EXERCISE REQUIREMENTS = Without the pictures, set down the records below word for word.

PROVIDED DATA =
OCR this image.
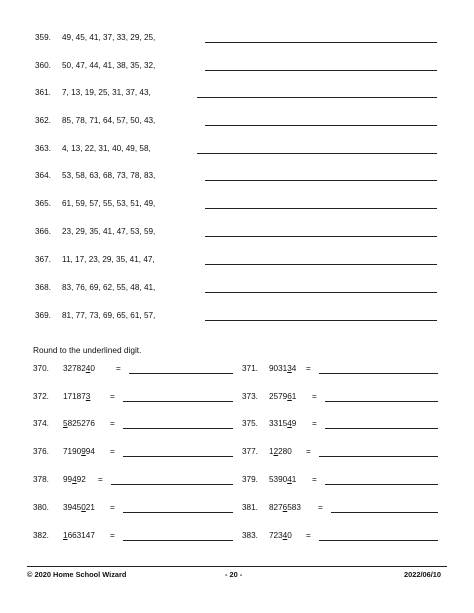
359. 49, 45, 41, 37, 33, 29, 25,
360. 50, 47, 44, 41, 38, 35, 32,
361. 7, 13, 19, 25, 31, 37, 43,
362. 85, 78, 71, 64, 57, 50, 43,
363. 4, 13, 22, 31, 40, 49, 58,
364. 53, 58, 63, 68, 73, 78, 83,
365. 61, 59, 57, 55, 53, 51, 49,
366. 23, 29, 35, 41, 47, 53, 59,
367. 11, 17, 23, 29, 35, 41, 47,
368. 83, 76, 69, 62, 55, 48, 41,
369. 81, 77, 73, 69, 65, 61, 57,
Round to the underlined digit.
370. 3278240	=	371. 903134 =
372. 171873 =	373. 257961 =
374. 5825276 =	375. 331549 =
376. 7190994 =	377. 12280 =
378. 99492 =	379. 539041 =
380. 3945021 =	381. 8276583 =
382. 1663147 =	383. 72340 =
© 2020 Home School Wizard	- 20 -	2022/06/10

TASK ANSWER =
OCR this image.
359. 49, 45, 41, 37, 33, 29, 25,
360. 50, 47, 44, 41, 38, 35, 32,
361. 7, 13, 19, 25, 31, 37, 43,
362. 85, 78, 71, 64, 57, 50, 43,
363. 4, 13, 22, 31, 40, 49, 58,
364. 53, 58, 63, 68, 73, 78, 83,
365. 61, 59, 57, 55, 53, 51, 49,
366. 23, 29, 35, 41, 47, 53, 59,
367. 11, 17, 23, 29, 35, 41, 47,
368. 83, 76, 69, 62, 55, 48, 41,
369. 81, 77, 73, 69, 65, 61, 57,
Round to the underlined digit.
370. 3278240	=	371. 903134 =
372. 171873 =	373. 257961 =
374. 5825276 =	375. 331549 =
376. 7190994 =	377. 12280 =
378. 99492 =	379. 539041 =
380. 3945021 =	381. 8276583 =
382. 1663147 =	383. 72340 =
© 2020 Home School Wizard	- 20 -	2022/06/10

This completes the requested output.